Pictures do not belong in the copy. Return all of the entries exactly.
··········
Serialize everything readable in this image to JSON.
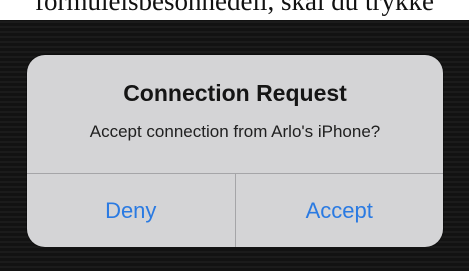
{
  "page": {
    "top_text": "formuleisbesonnedell, skal du trykke"
  },
  "alert": {
    "title": "Connection Request",
    "message": "Accept connection from Arlo's iPhone?",
    "buttons": {
      "deny": "Deny",
      "accept": "Accept"
    }
  },
  "colors": {
    "button_text": "#2a7ae2",
    "alert_background": "#d4d4d6",
    "backdrop": "#121212"
  }
}
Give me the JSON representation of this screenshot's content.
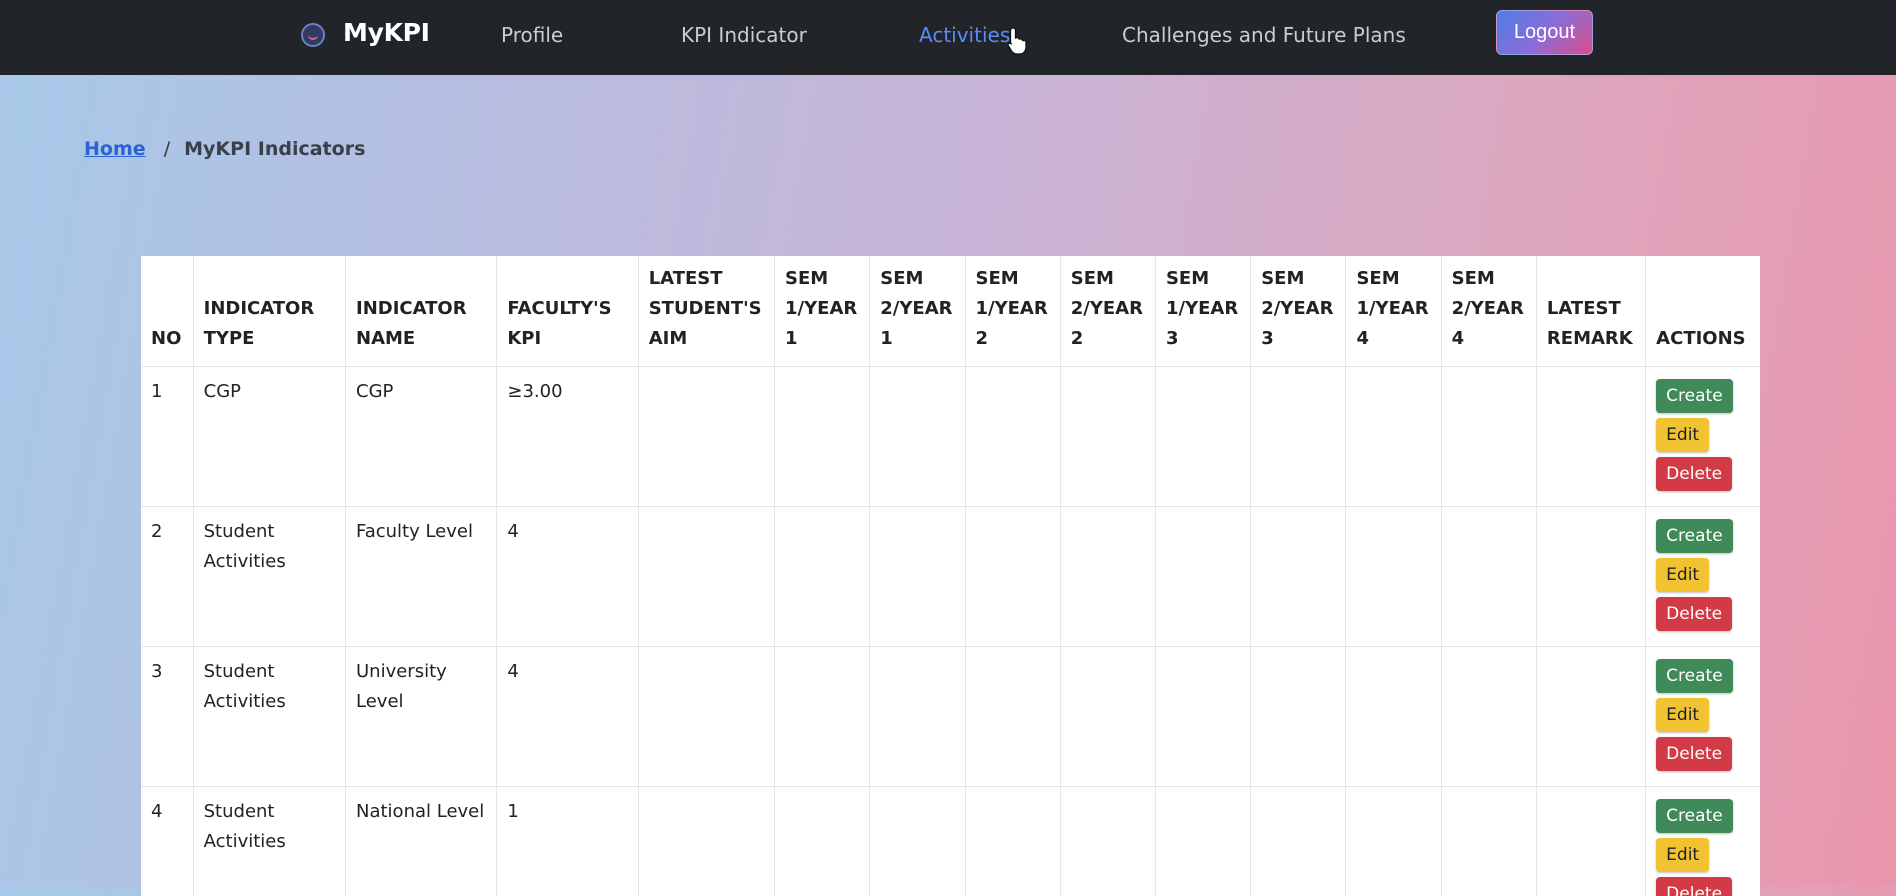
{
  "nav": {
    "brand": "MyKPI",
    "links": [
      "Profile",
      "KPI Indicator",
      "Activities",
      "Challenges and Future Plans"
    ],
    "logout_label": "Logout",
    "active_link": "Activities"
  },
  "breadcrumb": {
    "home": "Home",
    "separator": "/",
    "current": "MyKPI Indicators"
  },
  "table": {
    "headers": [
      "NO",
      "INDICATOR TYPE",
      "INDICATOR NAME",
      "FACULTY'S KPI",
      "LATEST STUDENT'S AIM",
      "SEM 1/YEAR 1",
      "SEM 2/YEAR 1",
      "SEM 1/YEAR 2",
      "SEM 2/YEAR 2",
      "SEM 1/YEAR 3",
      "SEM 2/YEAR 3",
      "SEM 1/YEAR 4",
      "SEM 2/YEAR 4",
      "LATEST REMARK",
      "ACTIONS"
    ],
    "rows": [
      {
        "no": "1",
        "type": "CGP",
        "name": "CGP",
        "kpi": "≥3.00"
      },
      {
        "no": "2",
        "type": "Student Activities",
        "name": "Faculty Level",
        "kpi": "4"
      },
      {
        "no": "3",
        "type": "Student Activities",
        "name": "University Level",
        "kpi": "4"
      },
      {
        "no": "4",
        "type": "Student Activities",
        "name": "National Level",
        "kpi": "1"
      }
    ],
    "actions": {
      "create": "Create",
      "edit": "Edit",
      "delete": "Delete"
    }
  },
  "colors": {
    "navbar": "#212529",
    "active_link": "#5b8cf5",
    "create": "#3f8a58",
    "edit": "#f1c231",
    "delete": "#d23b45"
  },
  "icons": {
    "brand": "brand-logo-icon",
    "cursor": "hand-pointer-icon"
  }
}
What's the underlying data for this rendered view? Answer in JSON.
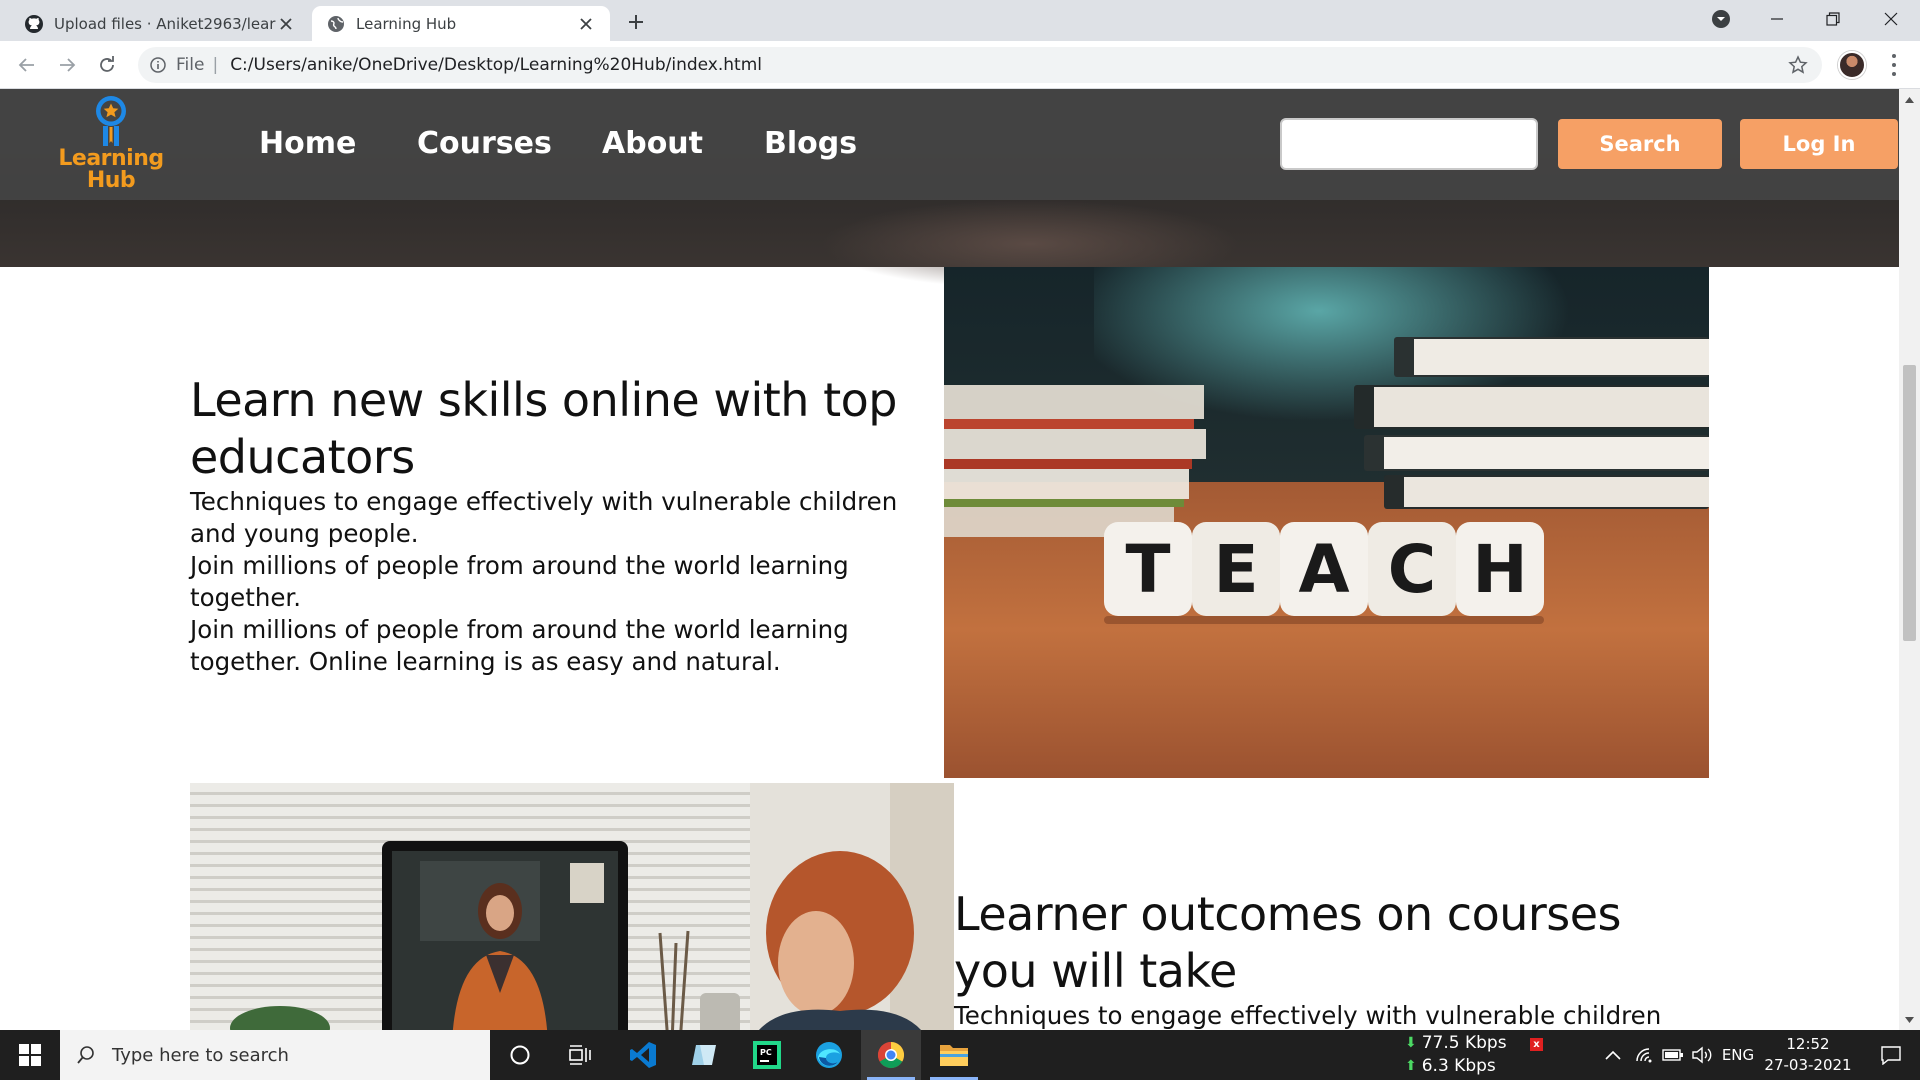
{
  "browser": {
    "tabs": [
      {
        "title": "Upload files · Aniket2963/learnin",
        "active": false,
        "favicon": "github-icon"
      },
      {
        "title": "Learning Hub",
        "active": true,
        "favicon": "globe-icon"
      }
    ],
    "address": {
      "scheme_label": "File",
      "url": "C:/Users/anike/OneDrive/Desktop/Learning%20Hub/index.html"
    }
  },
  "site": {
    "logo": {
      "line1": "Learning",
      "line2": "Hub"
    },
    "nav": [
      "Home",
      "Courses",
      "About",
      "Blogs"
    ],
    "search": {
      "value": "",
      "button_label": "Search"
    },
    "login_label": "Log In"
  },
  "sections": [
    {
      "heading": "Learn new skills online with top educators",
      "paragraphs": [
        "Techniques to engage effectively with vulnerable children and young people.",
        "Join millions of people from around the world learning together.",
        "Join millions of people from around the world learning together. Online learning is as easy and natural."
      ],
      "image_text": "TEACH"
    },
    {
      "heading": "Learner outcomes on courses you will take",
      "paragraphs": [
        "Techniques to engage effectively with vulnerable children"
      ]
    }
  ],
  "taskbar": {
    "search_placeholder": "Type here to search",
    "net_down": "77.5 Kbps",
    "net_up": "6.3 Kbps",
    "language": "ENG",
    "time": "12:52",
    "date": "27-03-2021"
  },
  "colors": {
    "accent_orange": "#f6a065",
    "logo_orange": "#f39b1e",
    "logo_blue": "#1e88e5",
    "nav_bg": "#444444"
  }
}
··········
SOLVED PROBLEM:
Serialize everything readable in this image to JSON.
{
  "page": {
    "top_text": "formuleisbesonnedell, skal du trykke"
  },
  "alert": {
    "title": "Connection Request",
    "message": "Accept connection from Arlo's iPhone?",
    "buttons": {
      "deny": "Deny",
      "accept": "Accept"
    }
  },
  "colors": {
    "button_text": "#2a7ae2",
    "alert_background": "#d4d4d6",
    "backdrop": "#121212"
  }
}
Give me the JSON representation of this screenshot's content.
{
  "nav": {
    "brand": "MyKPI",
    "links": [
      "Profile",
      "KPI Indicator",
      "Activities",
      "Challenges and Future Plans"
    ],
    "logout_label": "Logout",
    "active_link": "Activities"
  },
  "breadcrumb": {
    "home": "Home",
    "separator": "/",
    "current": "MyKPI Indicators"
  },
  "table": {
    "headers": [
      "NO",
      "INDICATOR TYPE",
      "INDICATOR NAME",
      "FACULTY'S KPI",
      "LATEST STUDENT'S AIM",
      "SEM 1/YEAR 1",
      "SEM 2/YEAR 1",
      "SEM 1/YEAR 2",
      "SEM 2/YEAR 2",
      "SEM 1/YEAR 3",
      "SEM 2/YEAR 3",
      "SEM 1/YEAR 4",
      "SEM 2/YEAR 4",
      "LATEST REMARK",
      "ACTIONS"
    ],
    "rows": [
      {
        "no": "1",
        "type": "CGP",
        "name": "CGP",
        "kpi": "≥3.00"
      },
      {
        "no": "2",
        "type": "Student Activities",
        "name": "Faculty Level",
        "kpi": "4"
      },
      {
        "no": "3",
        "type": "Student Activities",
        "name": "University Level",
        "kpi": "4"
      },
      {
        "no": "4",
        "type": "Student Activities",
        "name": "National Level",
        "kpi": "1"
      }
    ],
    "actions": {
      "create": "Create",
      "edit": "Edit",
      "delete": "Delete"
    }
  },
  "colors": {
    "navbar": "#212529",
    "active_link": "#5b8cf5",
    "create": "#3f8a58",
    "edit": "#f1c231",
    "delete": "#d23b45"
  },
  "icons": {
    "brand": "brand-logo-icon",
    "cursor": "hand-pointer-icon"
  }
}
What's the underlying data for this rendered view? Answer in JSON.
{
  "browser": {
    "tabs": [
      {
        "title": "Upload files · Aniket2963/learnin",
        "active": false,
        "favicon": "github-icon"
      },
      {
        "title": "Learning Hub",
        "active": true,
        "favicon": "globe-icon"
      }
    ],
    "address": {
      "scheme_label": "File",
      "url": "C:/Users/anike/OneDrive/Desktop/Learning%20Hub/index.html"
    }
  },
  "site": {
    "logo": {
      "line1": "Learning",
      "line2": "Hub"
    },
    "nav": [
      "Home",
      "Courses",
      "About",
      "Blogs"
    ],
    "search": {
      "value": "",
      "button_label": "Search"
    },
    "login_label": "Log In"
  },
  "sections": [
    {
      "heading": "Learn new skills online with top educators",
      "paragraphs": [
        "Techniques to engage effectively with vulnerable children and young people.",
        "Join millions of people from around the world learning together.",
        "Join millions of people from around the world learning together. Online learning is as easy and natural."
      ],
      "image_text": "TEACH"
    },
    {
      "heading": "Learner outcomes on courses you will take",
      "paragraphs": [
        "Techniques to engage effectively with vulnerable children"
      ]
    }
  ],
  "taskbar": {
    "search_placeholder": "Type here to search",
    "net_down": "77.5 Kbps",
    "net_up": "6.3 Kbps",
    "language": "ENG",
    "time": "12:52",
    "date": "27-03-2021"
  },
  "colors": {
    "accent_orange": "#f6a065",
    "logo_orange": "#f39b1e",
    "logo_blue": "#1e88e5",
    "nav_bg": "#444444"
  }
}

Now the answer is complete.